* _WHAT YOU SHOULD DO_: Leave out the pictures and repeat everything else in the records exactly.

* _DATASET EXTRACT_:
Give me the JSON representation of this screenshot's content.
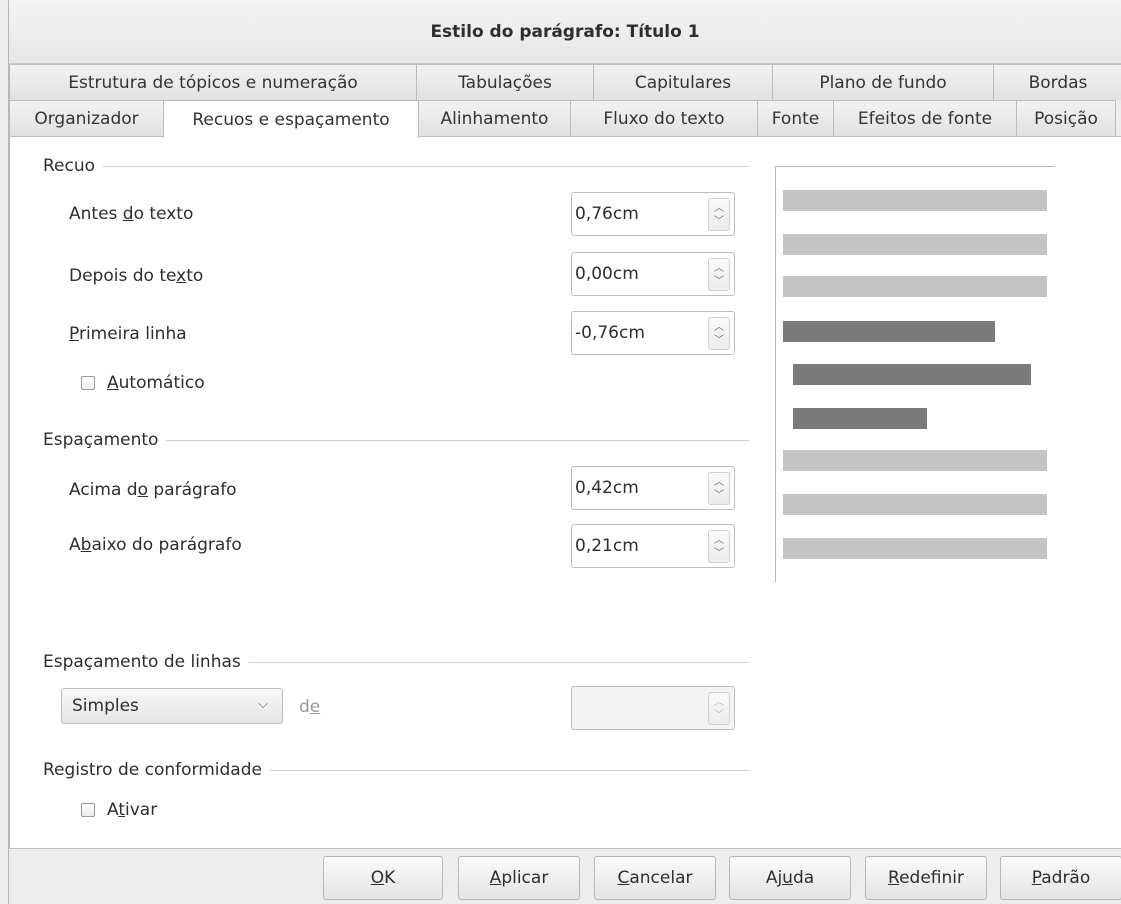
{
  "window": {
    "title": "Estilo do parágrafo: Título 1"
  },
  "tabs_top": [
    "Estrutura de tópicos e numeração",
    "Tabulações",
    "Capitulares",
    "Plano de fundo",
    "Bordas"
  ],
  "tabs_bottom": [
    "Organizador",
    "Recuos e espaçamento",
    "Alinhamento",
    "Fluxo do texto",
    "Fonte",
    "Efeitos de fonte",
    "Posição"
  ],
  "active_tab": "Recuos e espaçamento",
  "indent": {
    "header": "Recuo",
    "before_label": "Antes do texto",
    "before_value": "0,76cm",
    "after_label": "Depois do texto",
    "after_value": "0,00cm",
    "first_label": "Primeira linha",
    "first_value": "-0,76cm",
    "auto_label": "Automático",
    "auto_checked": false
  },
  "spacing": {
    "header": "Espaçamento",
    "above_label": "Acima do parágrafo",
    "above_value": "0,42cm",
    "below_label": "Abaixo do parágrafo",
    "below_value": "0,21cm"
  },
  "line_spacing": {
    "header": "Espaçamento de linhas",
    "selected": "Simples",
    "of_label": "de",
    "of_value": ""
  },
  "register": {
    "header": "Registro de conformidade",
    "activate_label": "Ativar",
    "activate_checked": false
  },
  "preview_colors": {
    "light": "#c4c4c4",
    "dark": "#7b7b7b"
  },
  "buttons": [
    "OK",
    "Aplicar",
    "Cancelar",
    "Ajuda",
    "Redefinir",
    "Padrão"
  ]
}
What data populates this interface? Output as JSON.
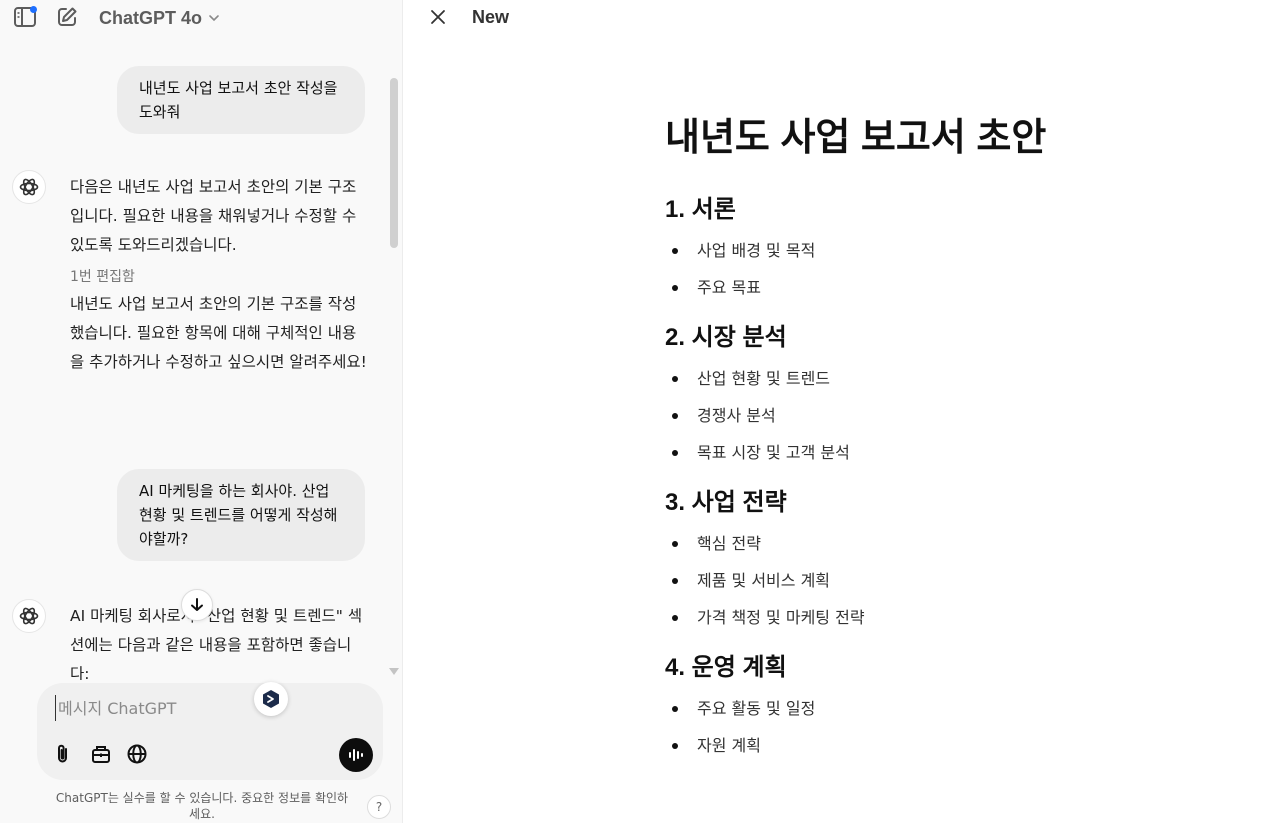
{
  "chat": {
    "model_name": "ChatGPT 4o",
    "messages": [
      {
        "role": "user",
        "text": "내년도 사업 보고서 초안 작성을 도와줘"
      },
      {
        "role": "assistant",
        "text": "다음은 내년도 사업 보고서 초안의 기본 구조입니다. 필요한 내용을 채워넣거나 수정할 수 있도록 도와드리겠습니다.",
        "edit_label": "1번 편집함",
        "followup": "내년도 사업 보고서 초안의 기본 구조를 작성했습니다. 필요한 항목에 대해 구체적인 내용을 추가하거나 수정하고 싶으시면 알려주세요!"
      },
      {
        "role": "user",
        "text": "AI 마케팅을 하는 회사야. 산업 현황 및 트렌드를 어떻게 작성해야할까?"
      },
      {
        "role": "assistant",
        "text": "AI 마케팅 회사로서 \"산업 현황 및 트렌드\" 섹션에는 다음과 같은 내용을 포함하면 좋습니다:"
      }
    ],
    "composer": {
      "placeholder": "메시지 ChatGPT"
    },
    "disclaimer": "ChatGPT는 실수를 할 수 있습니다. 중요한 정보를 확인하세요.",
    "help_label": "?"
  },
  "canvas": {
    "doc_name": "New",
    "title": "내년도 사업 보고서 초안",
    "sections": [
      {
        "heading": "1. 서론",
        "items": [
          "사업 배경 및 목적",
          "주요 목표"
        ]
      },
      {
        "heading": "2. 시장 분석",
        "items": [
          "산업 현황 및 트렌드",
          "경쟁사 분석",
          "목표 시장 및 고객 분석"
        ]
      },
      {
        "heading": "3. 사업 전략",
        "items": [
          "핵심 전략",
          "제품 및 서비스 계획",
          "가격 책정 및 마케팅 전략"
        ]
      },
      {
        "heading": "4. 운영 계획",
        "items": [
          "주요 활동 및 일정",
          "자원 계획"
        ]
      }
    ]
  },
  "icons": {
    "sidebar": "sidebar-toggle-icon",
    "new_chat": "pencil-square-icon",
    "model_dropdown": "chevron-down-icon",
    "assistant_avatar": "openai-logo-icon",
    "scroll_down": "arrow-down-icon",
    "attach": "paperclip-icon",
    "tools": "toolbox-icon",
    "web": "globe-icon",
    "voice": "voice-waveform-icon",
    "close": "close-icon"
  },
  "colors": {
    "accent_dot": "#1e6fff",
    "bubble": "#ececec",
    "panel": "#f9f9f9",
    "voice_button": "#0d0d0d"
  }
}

* _EXERCISE RESULT_:
Give me the JSON representation of this screenshot's content.
{
  "window": {
    "title": "Estilo do parágrafo: Título 1"
  },
  "tabs_top": [
    "Estrutura de tópicos e numeração",
    "Tabulações",
    "Capitulares",
    "Plano de fundo",
    "Bordas"
  ],
  "tabs_bottom": [
    "Organizador",
    "Recuos e espaçamento",
    "Alinhamento",
    "Fluxo do texto",
    "Fonte",
    "Efeitos de fonte",
    "Posição"
  ],
  "active_tab": "Recuos e espaçamento",
  "indent": {
    "header": "Recuo",
    "before_label": "Antes do texto",
    "before_value": "0,76cm",
    "after_label": "Depois do texto",
    "after_value": "0,00cm",
    "first_label": "Primeira linha",
    "first_value": "-0,76cm",
    "auto_label": "Automático",
    "auto_checked": false
  },
  "spacing": {
    "header": "Espaçamento",
    "above_label": "Acima do parágrafo",
    "above_value": "0,42cm",
    "below_label": "Abaixo do parágrafo",
    "below_value": "0,21cm"
  },
  "line_spacing": {
    "header": "Espaçamento de linhas",
    "selected": "Simples",
    "of_label": "de",
    "of_value": ""
  },
  "register": {
    "header": "Registro de conformidade",
    "activate_label": "Ativar",
    "activate_checked": false
  },
  "preview_colors": {
    "light": "#c4c4c4",
    "dark": "#7b7b7b"
  },
  "buttons": [
    "OK",
    "Aplicar",
    "Cancelar",
    "Ajuda",
    "Redefinir",
    "Padrão"
  ]
}
What data populates this interface? Output as JSON.
{
  "chat": {
    "model_name": "ChatGPT 4o",
    "messages": [
      {
        "role": "user",
        "text": "내년도 사업 보고서 초안 작성을 도와줘"
      },
      {
        "role": "assistant",
        "text": "다음은 내년도 사업 보고서 초안의 기본 구조입니다. 필요한 내용을 채워넣거나 수정할 수 있도록 도와드리겠습니다.",
        "edit_label": "1번 편집함",
        "followup": "내년도 사업 보고서 초안의 기본 구조를 작성했습니다. 필요한 항목에 대해 구체적인 내용을 추가하거나 수정하고 싶으시면 알려주세요!"
      },
      {
        "role": "user",
        "text": "AI 마케팅을 하는 회사야. 산업 현황 및 트렌드를 어떻게 작성해야할까?"
      },
      {
        "role": "assistant",
        "text": "AI 마케팅 회사로서 \"산업 현황 및 트렌드\" 섹션에는 다음과 같은 내용을 포함하면 좋습니다:"
      }
    ],
    "composer": {
      "placeholder": "메시지 ChatGPT"
    },
    "disclaimer": "ChatGPT는 실수를 할 수 있습니다. 중요한 정보를 확인하세요.",
    "help_label": "?"
  },
  "canvas": {
    "doc_name": "New",
    "title": "내년도 사업 보고서 초안",
    "sections": [
      {
        "heading": "1. 서론",
        "items": [
          "사업 배경 및 목적",
          "주요 목표"
        ]
      },
      {
        "heading": "2. 시장 분석",
        "items": [
          "산업 현황 및 트렌드",
          "경쟁사 분석",
          "목표 시장 및 고객 분석"
        ]
      },
      {
        "heading": "3. 사업 전략",
        "items": [
          "핵심 전략",
          "제품 및 서비스 계획",
          "가격 책정 및 마케팅 전략"
        ]
      },
      {
        "heading": "4. 운영 계획",
        "items": [
          "주요 활동 및 일정",
          "자원 계획"
        ]
      }
    ]
  },
  "icons": {
    "sidebar": "sidebar-toggle-icon",
    "new_chat": "pencil-square-icon",
    "model_dropdown": "chevron-down-icon",
    "assistant_avatar": "openai-logo-icon",
    "scroll_down": "arrow-down-icon",
    "attach": "paperclip-icon",
    "tools": "toolbox-icon",
    "web": "globe-icon",
    "voice": "voice-waveform-icon",
    "close": "close-icon"
  },
  "colors": {
    "accent_dot": "#1e6fff",
    "bubble": "#ececec",
    "panel": "#f9f9f9",
    "voice_button": "#0d0d0d"
  }
}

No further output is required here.